Leaving out all images, write out the records that follow exactly.

Supplied material:
'''

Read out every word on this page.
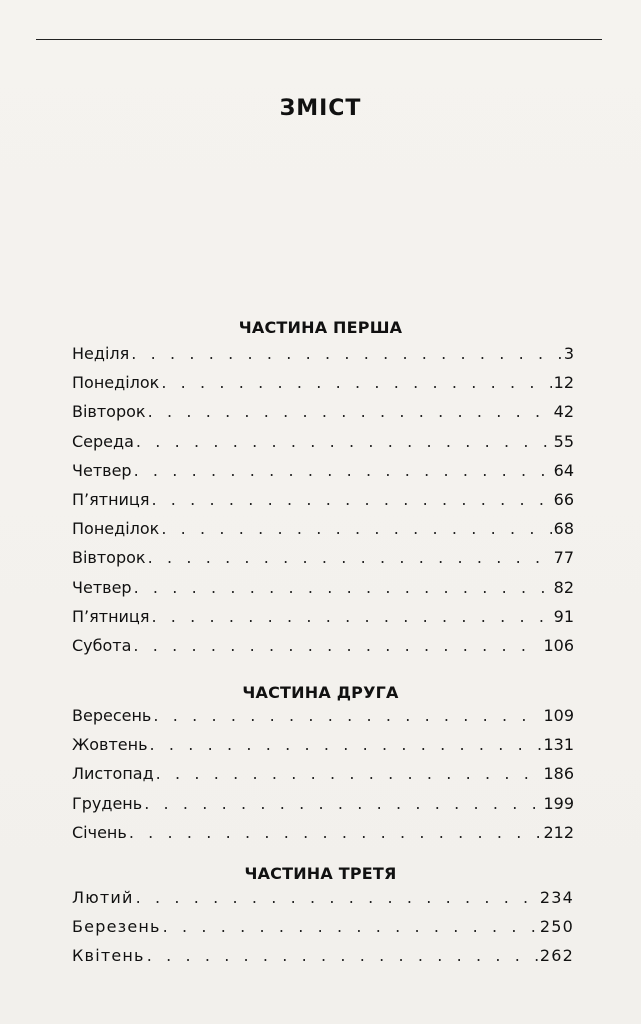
ЗМІСТ
ЧАСТИНА ПЕРША
Неділя . . .	3
Понеділок . . .	12
Вівторок . . .	42
Середа . . .	55
Четвер . . .	64
П’ятниця . . .	66
Понеділок . . .	68
Вівторок . . .	77
Четвер . . .	82
П’ятниця . . .	91
Субота . . .	106
ЧАСТИНА ДРУГА
Вересень . . .	109
Жовтень . . .	131
Листопад . . .	186
Грудень . . .	199
Січень . . .	212
ЧАСТИНА ТРЕТЯ
Лютий . . .	234
Березень . . .	250
Квітень . . .	262
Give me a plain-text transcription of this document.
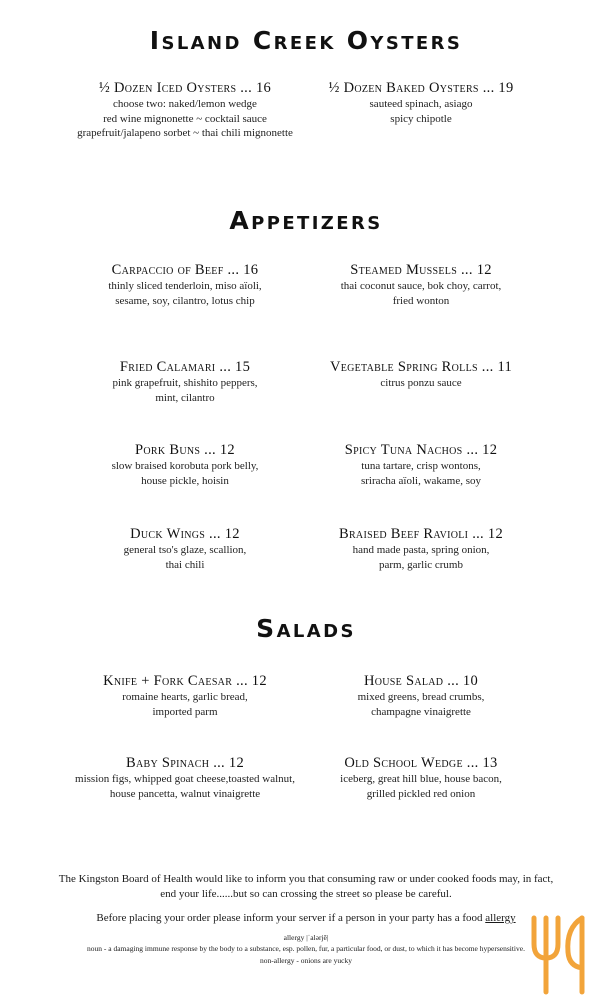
Island Creek Oysters
½ Dozen Iced Oysters ... 16
choose two: naked/lemon wedge
red wine mignonette ~ cocktail sauce
grapefruit/jalapeno sorbet ~ thai chili mignonette
½ Dozen Baked Oysters ... 19
sauteed spinach, asiago
spicy chipotle
Appetizers
Carpaccio of Beef ... 16
thinly sliced tenderloin, miso aïoli,
sesame, soy, cilantro, lotus chip
Steamed Mussels ... 12
thai coconut sauce, bok choy, carrot,
fried wonton
Fried Calamari ... 15
pink grapefruit, shishito peppers,
mint, cilantro
Vegetable Spring Rolls ... 11
citrus ponzu sauce
Pork Buns ... 12
slow braised korobuta pork belly,
house pickle, hoisin
Spicy Tuna Nachos ... 12
tuna tartare, crisp wontons,
sriracha aïoli, wakame, soy
Duck Wings ... 12
general tso's glaze, scallion,
thai chili
Braised Beef Ravioli ... 12
hand made pasta, spring onion,
parm, garlic crumb
Salads
Knife + Fork Caesar ... 12
romaine hearts, garlic bread,
imported parm
House Salad ... 10
mixed greens, bread crumbs,
champagne vinaigrette
Baby Spinach ... 12
mission figs, whipped goat cheese,toasted walnut,
house pancetta, walnut vinaigrette
Old School Wedge ... 13
iceberg, great hill blue, house bacon,
grilled pickled red onion
The Kingston Board of Health would like to inform you that consuming raw or under cooked foods may, in fact,
end your life......but so can crossing the street so please be careful.
Before placing your order please inform your server if a person in your party has a food allergy
allergy |ˈalərjē|
noun - a damaging immune response by the body to a substance, esp. pollen, fur, a particular food, or dust, to which it has become hypersensitive.
non-allergy - onions are yucky
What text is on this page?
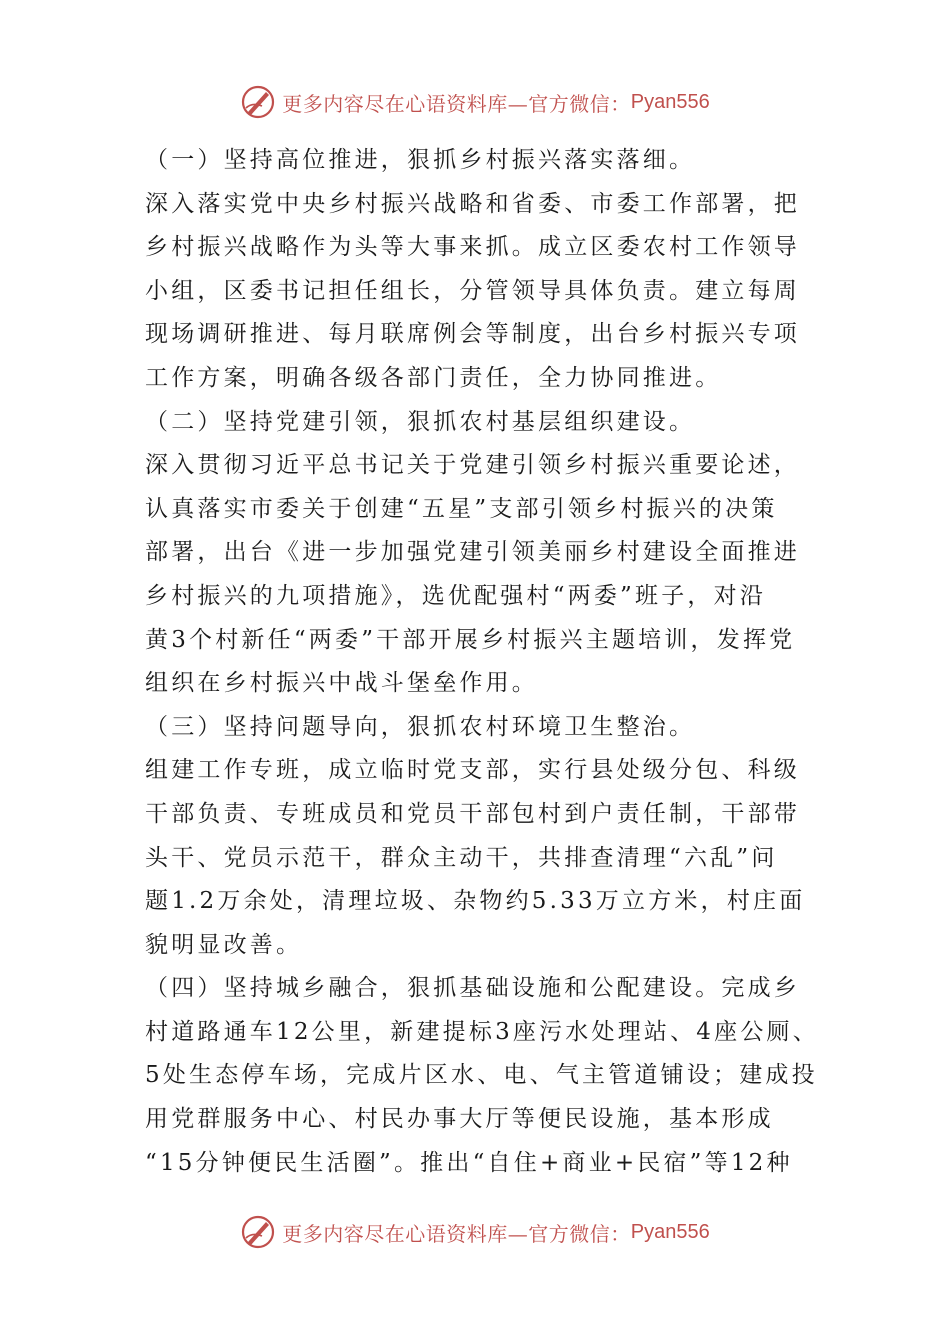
更多内容尽在心语资料库—官方微信： Pyan556
（一）坚持高位推进，狠抓乡村振兴落实落细。
深入落实党中央乡村振兴战略和省委、市委工作部署，把
乡村振兴战略作为头等大事来抓。成立区委农村工作领导
小组，区委书记担任组长，分管领导具体负责。建立每周
现场调研推进、每月联席例会等制度，出台乡村振兴专项
工作方案，明确各级各部门责任，全力协同推进。
（二）坚持党建引领，狠抓农村基层组织建设。
深入贯彻习近平总书记关于党建引领乡村振兴重要论述，
认真落实市委关于创建“五星”支部引领乡村振兴的决策
部署，出台《进一步加强党建引领美丽乡村建设全面推进
乡村振兴的九项措施》，选优配强村“两委”班子，对沿
黄3个村新任“两委”干部开展乡村振兴主题培训，发挥党
组织在乡村振兴中战斗堡垒作用。
（三）坚持问题导向，狠抓农村环境卫生整治。
组建工作专班，成立临时党支部，实行县处级分包、科级
干部负责、专班成员和党员干部包村到户责任制，干部带
头干、党员示范干，群众主动干，共排查清理“六乱”问
题1.2万余处，清理垃圾、杂物约5.33万立方米，村庄面
貌明显改善。
（四）坚持城乡融合，狠抓基础设施和公配建设。完成乡
村道路通车12公里，新建提标3座污水处理站、4座公厕、
5处生态停车场，完成片区水、电、气主管道铺设；建成投
用党群服务中心、村民办事大厅等便民设施，基本形成
“15分钟便民生活圈”。推出“自住+商业+民宿”等12种
更多内容尽在心语资料库—官方微信： Pyan556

'''

Solution to the exercise:
Read out every word on this page.
ЗМІСТ
ЧАСТИНА ПЕРША
Неділя . . .	3
Понеділок . . .	12
Вівторок . . .	42
Середа . . .	55
Четвер . . .	64
П’ятниця . . .	66
Понеділок . . .	68
Вівторок . . .	77
Четвер . . .	82
П’ятниця . . .	91
Субота . . .	106
ЧАСТИНА ДРУГА
Вересень . . .	109
Жовтень . . .	131
Листопад . . .	186
Грудень . . .	199
Січень . . .	212
ЧАСТИНА ТРЕТЯ
Лютий . . .	234
Березень . . .	250
Квітень . . .	262
Give me a plain-text transcription of this document.
Island Creek Oysters
½ Dozen Iced Oysters ... 16
choose two: naked/lemon wedge
red wine mignonette ~ cocktail sauce
grapefruit/jalapeno sorbet ~ thai chili mignonette
½ Dozen Baked Oysters ... 19
sauteed spinach, asiago
spicy chipotle
Appetizers
Carpaccio of Beef ... 16
thinly sliced tenderloin, miso aïoli,
sesame, soy, cilantro, lotus chip
Steamed Mussels ... 12
thai coconut sauce, bok choy, carrot,
fried wonton
Fried Calamari ... 15
pink grapefruit, shishito peppers,
mint, cilantro
Vegetable Spring Rolls ... 11
citrus ponzu sauce
Pork Buns ... 12
slow braised korobuta pork belly,
house pickle, hoisin
Spicy Tuna Nachos ... 12
tuna tartare, crisp wontons,
sriracha aïoli, wakame, soy
Duck Wings ... 12
general tso's glaze, scallion,
thai chili
Braised Beef Ravioli ... 12
hand made pasta, spring onion,
parm, garlic crumb
Salads
Knife + Fork Caesar ... 12
romaine hearts, garlic bread,
imported parm
House Salad ... 10
mixed greens, bread crumbs,
champagne vinaigrette
Baby Spinach ... 12
mission figs, whipped goat cheese,toasted walnut,
house pancetta, walnut vinaigrette
Old School Wedge ... 13
iceberg, great hill blue, house bacon,
grilled pickled red onion
The Kingston Board of Health would like to inform you that consuming raw or under cooked foods may, in fact,
end your life......but so can crossing the street so please be careful.
Before placing your order please inform your server if a person in your party has a food allergy
allergy |ˈalərjē|
noun - a damaging immune response by the body to a substance, esp. pollen, fur, a particular food, or dust, to which it has become hypersensitive.
non-allergy - onions are yucky
What text is on this page?
更多内容尽在心语资料库—官方微信： Pyan556
（一）坚持高位推进，狠抓乡村振兴落实落细。
深入落实党中央乡村振兴战略和省委、市委工作部署，把
乡村振兴战略作为头等大事来抓。成立区委农村工作领导
小组，区委书记担任组长，分管领导具体负责。建立每周
现场调研推进、每月联席例会等制度，出台乡村振兴专项
工作方案，明确各级各部门责任，全力协同推进。
（二）坚持党建引领，狠抓农村基层组织建设。
深入贯彻习近平总书记关于党建引领乡村振兴重要论述，
认真落实市委关于创建“五星”支部引领乡村振兴的决策
部署，出台《进一步加强党建引领美丽乡村建设全面推进
乡村振兴的九项措施》，选优配强村“两委”班子，对沿
黄3个村新任“两委”干部开展乡村振兴主题培训，发挥党
组织在乡村振兴中战斗堡垒作用。
（三）坚持问题导向，狠抓农村环境卫生整治。
组建工作专班，成立临时党支部，实行县处级分包、科级
干部负责、专班成员和党员干部包村到户责任制，干部带
头干、党员示范干，群众主动干，共排查清理“六乱”问
题1.2万余处，清理垃圾、杂物约5.33万立方米，村庄面
貌明显改善。
（四）坚持城乡融合，狠抓基础设施和公配建设。完成乡
村道路通车12公里，新建提标3座污水处理站、4座公厕、
5处生态停车场，完成片区水、电、气主管道铺设；建成投
用党群服务中心、村民办事大厅等便民设施，基本形成
“15分钟便民生活圈”。推出“自住+商业+民宿”等12种
更多内容尽在心语资料库—官方微信： Pyan556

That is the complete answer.